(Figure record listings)
::::::::

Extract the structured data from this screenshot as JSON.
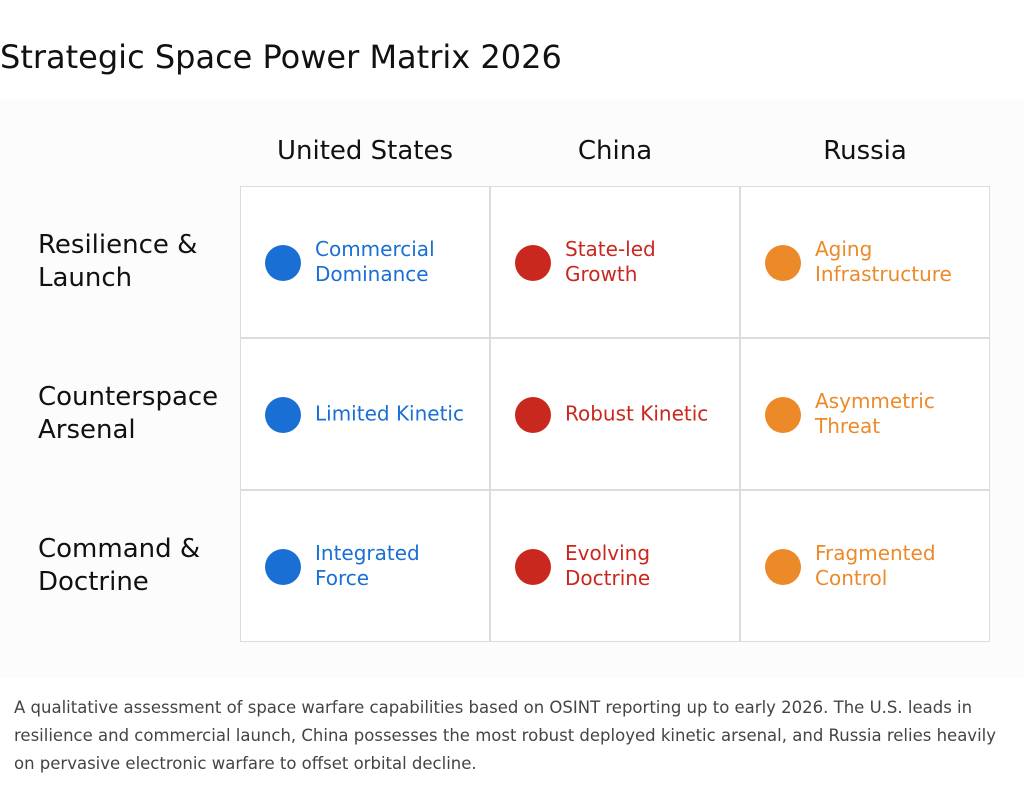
{
  "title": "Strategic Space Power Matrix 2026",
  "matrix": {
    "columns": [
      {
        "name": "United States",
        "color": "#1a6fd4"
      },
      {
        "name": "China",
        "color": "#c8281e"
      },
      {
        "name": "Russia",
        "color": "#ec8a2a"
      }
    ],
    "rows": [
      {
        "label": "Resilience & Launch",
        "cells": [
          "Commercial Dominance",
          "State-led Growth",
          "Aging Infrastructure"
        ]
      },
      {
        "label": "Counterspace Arsenal",
        "cells": [
          "Limited Kinetic",
          "Robust Kinetic",
          "Asymmetric Threat"
        ]
      },
      {
        "label": "Command & Doctrine",
        "cells": [
          "Integrated Force",
          "Evolving Doctrine",
          "Fragmented Control"
        ]
      }
    ]
  },
  "caption": "A qualitative assessment of space warfare capabilities based on OSINT reporting up to early 2026. The U.S. leads in resilience and commercial launch, China possesses the most robust deployed kinetic arsenal, and Russia relies heavily on pervasive electronic warfare to offset orbital decline."
}
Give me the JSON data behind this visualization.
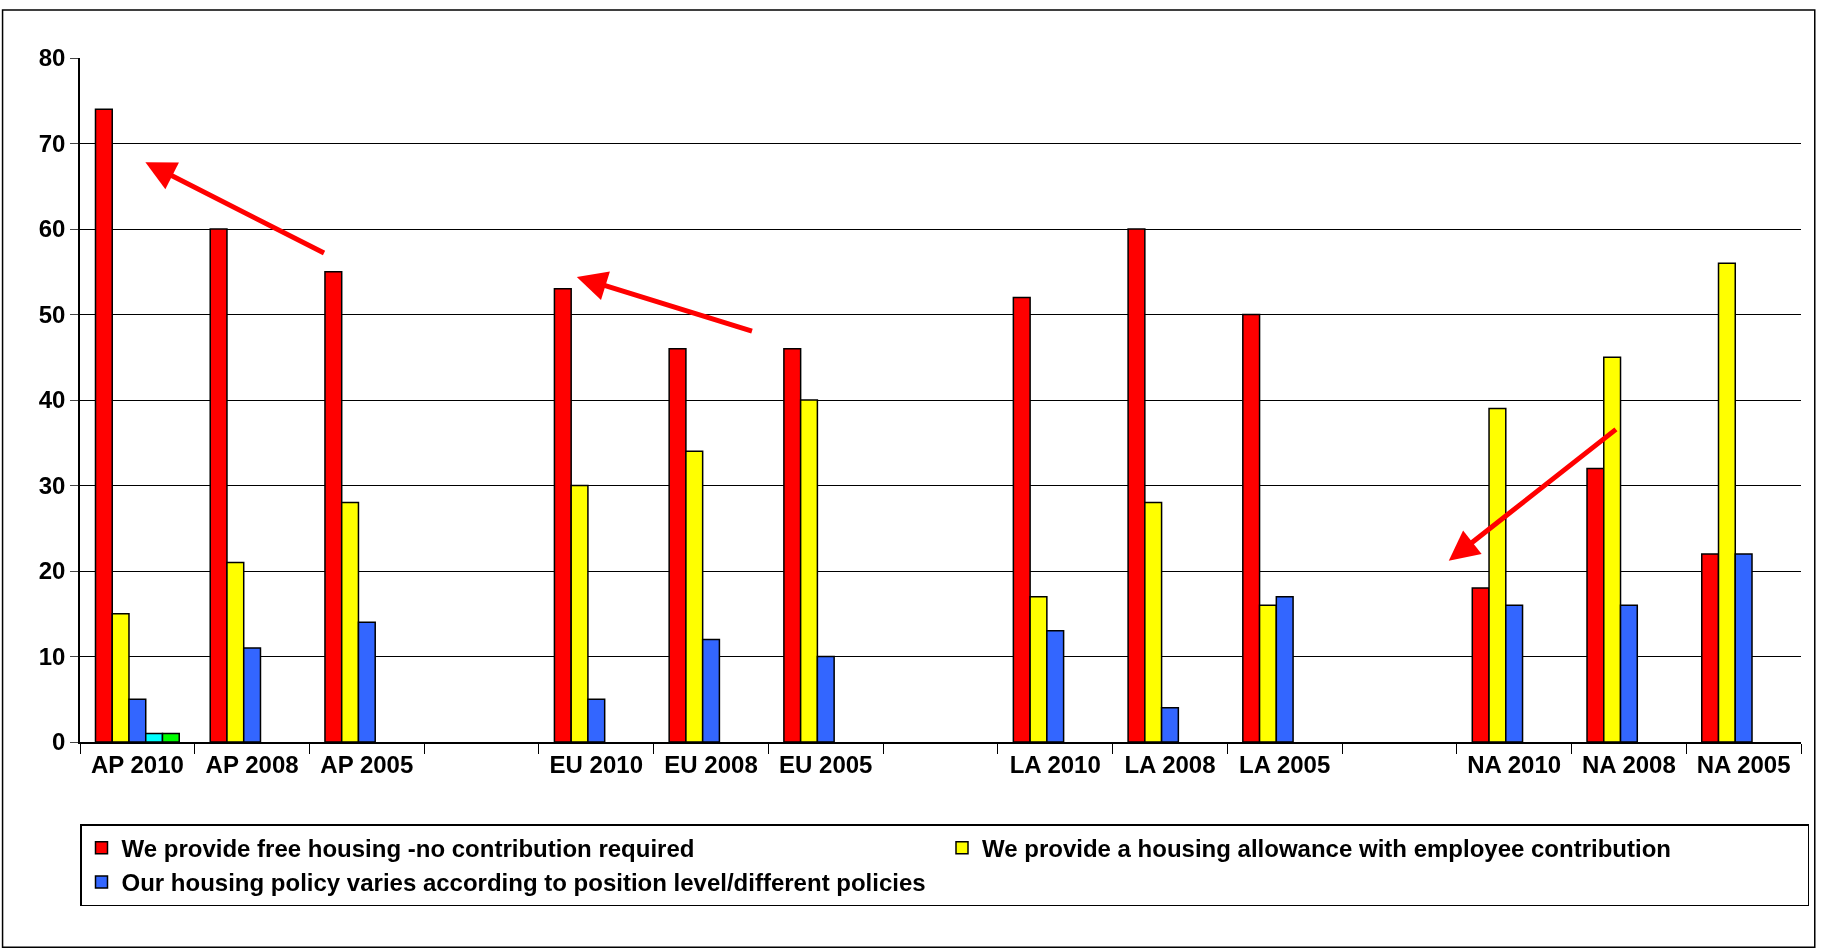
{
  "chart_data": {
    "type": "bar",
    "categories": [
      "AP 2010",
      "AP 2008",
      "AP 2005",
      null,
      "EU 2010",
      "EU 2008",
      "EU 2005",
      null,
      "LA 2010",
      "LA 2008",
      "LA 2005",
      null,
      "NA 2010",
      "NA 2008",
      "NA 2005"
    ],
    "series": [
      {
        "name": "We provide free housing -no contribution required",
        "color": "#ff0000",
        "values": [
          74,
          60,
          55,
          null,
          53,
          46,
          46,
          null,
          52,
          60,
          50,
          null,
          18,
          32,
          22
        ]
      },
      {
        "name": "We provide a housing allowance with employee contribution",
        "color": "#ffff00",
        "values": [
          15,
          21,
          28,
          null,
          30,
          34,
          40,
          null,
          17,
          28,
          16,
          null,
          39,
          45,
          56
        ]
      },
      {
        "name": "Our housing policy varies according to position level/different policies",
        "color": "#3366ff",
        "values": [
          5,
          11,
          14,
          null,
          5,
          12,
          10,
          null,
          13,
          4,
          17,
          null,
          16,
          16,
          22
        ]
      },
      {
        "color": "#00ffff",
        "values": [
          1,
          null,
          null,
          null,
          null,
          null,
          null,
          null,
          null,
          null,
          null,
          null,
          null,
          null,
          null
        ]
      },
      {
        "color": "#00ff00",
        "values": [
          1,
          null,
          null,
          null,
          null,
          null,
          null,
          null,
          null,
          null,
          null,
          null,
          null,
          null,
          null
        ]
      }
    ],
    "ylim": [
      0,
      80
    ],
    "yticks": [
      0,
      10,
      20,
      30,
      40,
      50,
      60,
      70,
      80
    ],
    "grid": "y",
    "legend": "bottom"
  }
}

::::::::

Search the lines for "China". Copy each line that has it.

* **WRITTEN ANSWER**
        "name": "China",
  "caption": "A qualitative assessment of space warfare capabilities based on OSINT reporting up to early 2026. The U.S. leads in resilience and commercial launch, China possesses the most robust deployed kinetic arsenal, and Russia relies heavily on pervasive electronic warfare to offset orbital decline."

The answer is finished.